- Given problem
Print the listing that follows, character for character.
>>>>
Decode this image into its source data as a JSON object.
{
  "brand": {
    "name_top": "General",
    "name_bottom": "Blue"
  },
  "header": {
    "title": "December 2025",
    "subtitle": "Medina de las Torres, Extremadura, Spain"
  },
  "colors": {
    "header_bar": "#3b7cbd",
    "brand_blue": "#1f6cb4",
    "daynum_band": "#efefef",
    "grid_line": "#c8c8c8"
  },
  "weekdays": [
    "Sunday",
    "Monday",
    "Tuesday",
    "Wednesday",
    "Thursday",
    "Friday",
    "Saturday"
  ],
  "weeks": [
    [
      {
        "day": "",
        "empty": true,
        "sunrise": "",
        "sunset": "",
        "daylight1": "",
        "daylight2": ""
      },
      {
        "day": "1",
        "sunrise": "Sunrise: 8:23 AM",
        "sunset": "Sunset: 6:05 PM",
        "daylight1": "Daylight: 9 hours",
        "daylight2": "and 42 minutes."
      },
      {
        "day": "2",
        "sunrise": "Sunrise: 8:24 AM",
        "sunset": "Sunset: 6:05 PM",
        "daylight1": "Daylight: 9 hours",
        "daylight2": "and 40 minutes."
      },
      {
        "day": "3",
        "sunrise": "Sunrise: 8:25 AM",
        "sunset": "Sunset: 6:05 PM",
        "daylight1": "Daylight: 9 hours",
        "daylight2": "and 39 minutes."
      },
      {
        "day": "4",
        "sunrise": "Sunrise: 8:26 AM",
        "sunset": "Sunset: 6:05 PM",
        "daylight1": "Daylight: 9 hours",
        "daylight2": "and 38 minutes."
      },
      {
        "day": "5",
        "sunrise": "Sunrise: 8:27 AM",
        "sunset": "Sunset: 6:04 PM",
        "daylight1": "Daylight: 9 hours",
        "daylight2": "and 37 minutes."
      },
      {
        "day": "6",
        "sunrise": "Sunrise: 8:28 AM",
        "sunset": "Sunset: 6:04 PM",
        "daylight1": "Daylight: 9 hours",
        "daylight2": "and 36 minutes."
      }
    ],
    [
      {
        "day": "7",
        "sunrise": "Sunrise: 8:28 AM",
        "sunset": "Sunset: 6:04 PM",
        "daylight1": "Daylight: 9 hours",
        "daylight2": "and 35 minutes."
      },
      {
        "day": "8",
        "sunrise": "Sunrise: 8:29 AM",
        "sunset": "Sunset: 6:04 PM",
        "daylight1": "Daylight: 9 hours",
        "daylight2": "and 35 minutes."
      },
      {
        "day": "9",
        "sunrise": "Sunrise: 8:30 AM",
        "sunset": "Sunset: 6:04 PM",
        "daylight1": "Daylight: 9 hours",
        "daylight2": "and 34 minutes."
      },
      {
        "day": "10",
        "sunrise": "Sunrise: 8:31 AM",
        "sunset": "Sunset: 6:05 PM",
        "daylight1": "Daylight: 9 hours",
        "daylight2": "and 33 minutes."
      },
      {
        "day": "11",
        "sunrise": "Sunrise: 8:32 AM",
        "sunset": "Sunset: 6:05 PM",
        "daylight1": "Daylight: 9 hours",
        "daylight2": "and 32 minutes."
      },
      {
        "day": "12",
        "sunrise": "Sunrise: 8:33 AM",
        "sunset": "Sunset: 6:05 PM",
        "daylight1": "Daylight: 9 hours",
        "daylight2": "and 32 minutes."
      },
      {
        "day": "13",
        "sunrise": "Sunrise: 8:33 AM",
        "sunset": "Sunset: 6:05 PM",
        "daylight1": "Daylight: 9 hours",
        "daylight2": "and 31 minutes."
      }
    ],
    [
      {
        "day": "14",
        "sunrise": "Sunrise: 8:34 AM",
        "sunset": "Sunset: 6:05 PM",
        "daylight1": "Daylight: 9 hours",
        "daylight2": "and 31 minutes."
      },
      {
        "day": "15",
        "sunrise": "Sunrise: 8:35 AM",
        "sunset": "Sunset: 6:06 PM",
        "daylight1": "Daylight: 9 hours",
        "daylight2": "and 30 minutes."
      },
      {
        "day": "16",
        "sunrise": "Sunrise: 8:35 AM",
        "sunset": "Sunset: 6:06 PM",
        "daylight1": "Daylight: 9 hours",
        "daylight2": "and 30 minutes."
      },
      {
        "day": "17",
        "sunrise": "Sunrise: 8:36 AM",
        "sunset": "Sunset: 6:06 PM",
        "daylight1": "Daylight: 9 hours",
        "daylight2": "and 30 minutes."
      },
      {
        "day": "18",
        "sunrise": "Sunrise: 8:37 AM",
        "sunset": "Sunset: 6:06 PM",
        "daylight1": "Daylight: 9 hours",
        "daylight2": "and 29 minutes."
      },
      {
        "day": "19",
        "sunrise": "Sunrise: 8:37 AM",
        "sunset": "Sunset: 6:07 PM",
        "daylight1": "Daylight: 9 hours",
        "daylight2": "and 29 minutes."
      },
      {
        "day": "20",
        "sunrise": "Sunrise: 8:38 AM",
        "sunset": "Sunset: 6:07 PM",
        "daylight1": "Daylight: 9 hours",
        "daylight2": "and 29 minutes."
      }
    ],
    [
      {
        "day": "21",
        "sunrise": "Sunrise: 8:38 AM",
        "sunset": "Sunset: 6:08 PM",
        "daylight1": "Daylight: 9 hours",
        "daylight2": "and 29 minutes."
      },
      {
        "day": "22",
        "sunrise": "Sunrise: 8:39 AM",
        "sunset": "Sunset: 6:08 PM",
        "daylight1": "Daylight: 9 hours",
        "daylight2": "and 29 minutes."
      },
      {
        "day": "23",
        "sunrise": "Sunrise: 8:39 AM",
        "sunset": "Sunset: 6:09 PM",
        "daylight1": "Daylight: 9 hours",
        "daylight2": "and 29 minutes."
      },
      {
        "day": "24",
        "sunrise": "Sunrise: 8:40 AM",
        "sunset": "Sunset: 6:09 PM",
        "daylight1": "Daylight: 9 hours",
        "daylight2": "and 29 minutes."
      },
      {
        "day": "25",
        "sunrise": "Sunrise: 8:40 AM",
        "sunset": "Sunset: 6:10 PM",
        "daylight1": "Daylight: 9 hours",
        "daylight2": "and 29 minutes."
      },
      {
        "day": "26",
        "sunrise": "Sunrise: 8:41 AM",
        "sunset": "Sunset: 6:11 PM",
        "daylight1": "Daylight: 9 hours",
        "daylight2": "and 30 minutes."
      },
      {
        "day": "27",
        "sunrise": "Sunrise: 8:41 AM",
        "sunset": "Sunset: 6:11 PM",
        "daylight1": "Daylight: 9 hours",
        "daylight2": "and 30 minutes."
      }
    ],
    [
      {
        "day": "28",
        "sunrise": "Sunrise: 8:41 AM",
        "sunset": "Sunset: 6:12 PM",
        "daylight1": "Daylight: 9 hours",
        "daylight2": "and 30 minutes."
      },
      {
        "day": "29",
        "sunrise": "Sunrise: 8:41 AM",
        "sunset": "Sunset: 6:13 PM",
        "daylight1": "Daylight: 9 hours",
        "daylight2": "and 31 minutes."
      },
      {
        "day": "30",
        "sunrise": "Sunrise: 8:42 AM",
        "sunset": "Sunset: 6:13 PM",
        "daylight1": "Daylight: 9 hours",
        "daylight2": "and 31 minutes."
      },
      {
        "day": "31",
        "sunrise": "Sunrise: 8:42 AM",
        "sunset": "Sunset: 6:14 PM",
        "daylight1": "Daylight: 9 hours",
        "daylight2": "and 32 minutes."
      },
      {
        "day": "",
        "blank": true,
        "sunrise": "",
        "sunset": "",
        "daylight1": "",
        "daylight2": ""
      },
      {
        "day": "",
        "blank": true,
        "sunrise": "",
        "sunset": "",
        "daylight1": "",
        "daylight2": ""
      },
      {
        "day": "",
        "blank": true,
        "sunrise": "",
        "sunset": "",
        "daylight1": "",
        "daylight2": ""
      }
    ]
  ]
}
<<<<
- Reply
Decode this image into its source data as a JSON object.
{
  "brand": {
    "name_top": "General",
    "name_bottom": "Blue"
  },
  "header": {
    "title": "December 2025",
    "subtitle": "Medina de las Torres, Extremadura, Spain"
  },
  "colors": {
    "header_bar": "#3b7cbd",
    "brand_blue": "#1f6cb4",
    "daynum_band": "#efefef",
    "grid_line": "#c8c8c8"
  },
  "weekdays": [
    "Sunday",
    "Monday",
    "Tuesday",
    "Wednesday",
    "Thursday",
    "Friday",
    "Saturday"
  ],
  "weeks": [
    [
      {
        "day": "",
        "empty": true,
        "sunrise": "",
        "sunset": "",
        "daylight1": "",
        "daylight2": ""
      },
      {
        "day": "1",
        "sunrise": "Sunrise: 8:23 AM",
        "sunset": "Sunset: 6:05 PM",
        "daylight1": "Daylight: 9 hours",
        "daylight2": "and 42 minutes."
      },
      {
        "day": "2",
        "sunrise": "Sunrise: 8:24 AM",
        "sunset": "Sunset: 6:05 PM",
        "daylight1": "Daylight: 9 hours",
        "daylight2": "and 40 minutes."
      },
      {
        "day": "3",
        "sunrise": "Sunrise: 8:25 AM",
        "sunset": "Sunset: 6:05 PM",
        "daylight1": "Daylight: 9 hours",
        "daylight2": "and 39 minutes."
      },
      {
        "day": "4",
        "sunrise": "Sunrise: 8:26 AM",
        "sunset": "Sunset: 6:05 PM",
        "daylight1": "Daylight: 9 hours",
        "daylight2": "and 38 minutes."
      },
      {
        "day": "5",
        "sunrise": "Sunrise: 8:27 AM",
        "sunset": "Sunset: 6:04 PM",
        "daylight1": "Daylight: 9 hours",
        "daylight2": "and 37 minutes."
      },
      {
        "day": "6",
        "sunrise": "Sunrise: 8:28 AM",
        "sunset": "Sunset: 6:04 PM",
        "daylight1": "Daylight: 9 hours",
        "daylight2": "and 36 minutes."
      }
    ],
    [
      {
        "day": "7",
        "sunrise": "Sunrise: 8:28 AM",
        "sunset": "Sunset: 6:04 PM",
        "daylight1": "Daylight: 9 hours",
        "daylight2": "and 35 minutes."
      },
      {
        "day": "8",
        "sunrise": "Sunrise: 8:29 AM",
        "sunset": "Sunset: 6:04 PM",
        "daylight1": "Daylight: 9 hours",
        "daylight2": "and 35 minutes."
      },
      {
        "day": "9",
        "sunrise": "Sunrise: 8:30 AM",
        "sunset": "Sunset: 6:04 PM",
        "daylight1": "Daylight: 9 hours",
        "daylight2": "and 34 minutes."
      },
      {
        "day": "10",
        "sunrise": "Sunrise: 8:31 AM",
        "sunset": "Sunset: 6:05 PM",
        "daylight1": "Daylight: 9 hours",
        "daylight2": "and 33 minutes."
      },
      {
        "day": "11",
        "sunrise": "Sunrise: 8:32 AM",
        "sunset": "Sunset: 6:05 PM",
        "daylight1": "Daylight: 9 hours",
        "daylight2": "and 32 minutes."
      },
      {
        "day": "12",
        "sunrise": "Sunrise: 8:33 AM",
        "sunset": "Sunset: 6:05 PM",
        "daylight1": "Daylight: 9 hours",
        "daylight2": "and 32 minutes."
      },
      {
        "day": "13",
        "sunrise": "Sunrise: 8:33 AM",
        "sunset": "Sunset: 6:05 PM",
        "daylight1": "Daylight: 9 hours",
        "daylight2": "and 31 minutes."
      }
    ],
    [
      {
        "day": "14",
        "sunrise": "Sunrise: 8:34 AM",
        "sunset": "Sunset: 6:05 PM",
        "daylight1": "Daylight: 9 hours",
        "daylight2": "and 31 minutes."
      },
      {
        "day": "15",
        "sunrise": "Sunrise: 8:35 AM",
        "sunset": "Sunset: 6:06 PM",
        "daylight1": "Daylight: 9 hours",
        "daylight2": "and 30 minutes."
      },
      {
        "day": "16",
        "sunrise": "Sunrise: 8:35 AM",
        "sunset": "Sunset: 6:06 PM",
        "daylight1": "Daylight: 9 hours",
        "daylight2": "and 30 minutes."
      },
      {
        "day": "17",
        "sunrise": "Sunrise: 8:36 AM",
        "sunset": "Sunset: 6:06 PM",
        "daylight1": "Daylight: 9 hours",
        "daylight2": "and 30 minutes."
      },
      {
        "day": "18",
        "sunrise": "Sunrise: 8:37 AM",
        "sunset": "Sunset: 6:06 PM",
        "daylight1": "Daylight: 9 hours",
        "daylight2": "and 29 minutes."
      },
      {
        "day": "19",
        "sunrise": "Sunrise: 8:37 AM",
        "sunset": "Sunset: 6:07 PM",
        "daylight1": "Daylight: 9 hours",
        "daylight2": "and 29 minutes."
      },
      {
        "day": "20",
        "sunrise": "Sunrise: 8:38 AM",
        "sunset": "Sunset: 6:07 PM",
        "daylight1": "Daylight: 9 hours",
        "daylight2": "and 29 minutes."
      }
    ],
    [
      {
        "day": "21",
        "sunrise": "Sunrise: 8:38 AM",
        "sunset": "Sunset: 6:08 PM",
        "daylight1": "Daylight: 9 hours",
        "daylight2": "and 29 minutes."
      },
      {
        "day": "22",
        "sunrise": "Sunrise: 8:39 AM",
        "sunset": "Sunset: 6:08 PM",
        "daylight1": "Daylight: 9 hours",
        "daylight2": "and 29 minutes."
      },
      {
        "day": "23",
        "sunrise": "Sunrise: 8:39 AM",
        "sunset": "Sunset: 6:09 PM",
        "daylight1": "Daylight: 9 hours",
        "daylight2": "and 29 minutes."
      },
      {
        "day": "24",
        "sunrise": "Sunrise: 8:40 AM",
        "sunset": "Sunset: 6:09 PM",
        "daylight1": "Daylight: 9 hours",
        "daylight2": "and 29 minutes."
      },
      {
        "day": "25",
        "sunrise": "Sunrise: 8:40 AM",
        "sunset": "Sunset: 6:10 PM",
        "daylight1": "Daylight: 9 hours",
        "daylight2": "and 29 minutes."
      },
      {
        "day": "26",
        "sunrise": "Sunrise: 8:41 AM",
        "sunset": "Sunset: 6:11 PM",
        "daylight1": "Daylight: 9 hours",
        "daylight2": "and 30 minutes."
      },
      {
        "day": "27",
        "sunrise": "Sunrise: 8:41 AM",
        "sunset": "Sunset: 6:11 PM",
        "daylight1": "Daylight: 9 hours",
        "daylight2": "and 30 minutes."
      }
    ],
    [
      {
        "day": "28",
        "sunrise": "Sunrise: 8:41 AM",
        "sunset": "Sunset: 6:12 PM",
        "daylight1": "Daylight: 9 hours",
        "daylight2": "and 30 minutes."
      },
      {
        "day": "29",
        "sunrise": "Sunrise: 8:41 AM",
        "sunset": "Sunset: 6:13 PM",
        "daylight1": "Daylight: 9 hours",
        "daylight2": "and 31 minutes."
      },
      {
        "day": "30",
        "sunrise": "Sunrise: 8:42 AM",
        "sunset": "Sunset: 6:13 PM",
        "daylight1": "Daylight: 9 hours",
        "daylight2": "and 31 minutes."
      },
      {
        "day": "31",
        "sunrise": "Sunrise: 8:42 AM",
        "sunset": "Sunset: 6:14 PM",
        "daylight1": "Daylight: 9 hours",
        "daylight2": "and 32 minutes."
      },
      {
        "day": "",
        "blank": true,
        "sunrise": "",
        "sunset": "",
        "daylight1": "",
        "daylight2": ""
      },
      {
        "day": "",
        "blank": true,
        "sunrise": "",
        "sunset": "",
        "daylight1": "",
        "daylight2": ""
      },
      {
        "day": "",
        "blank": true,
        "sunrise": "",
        "sunset": "",
        "daylight1": "",
        "daylight2": ""
      }
    ]
  ]
}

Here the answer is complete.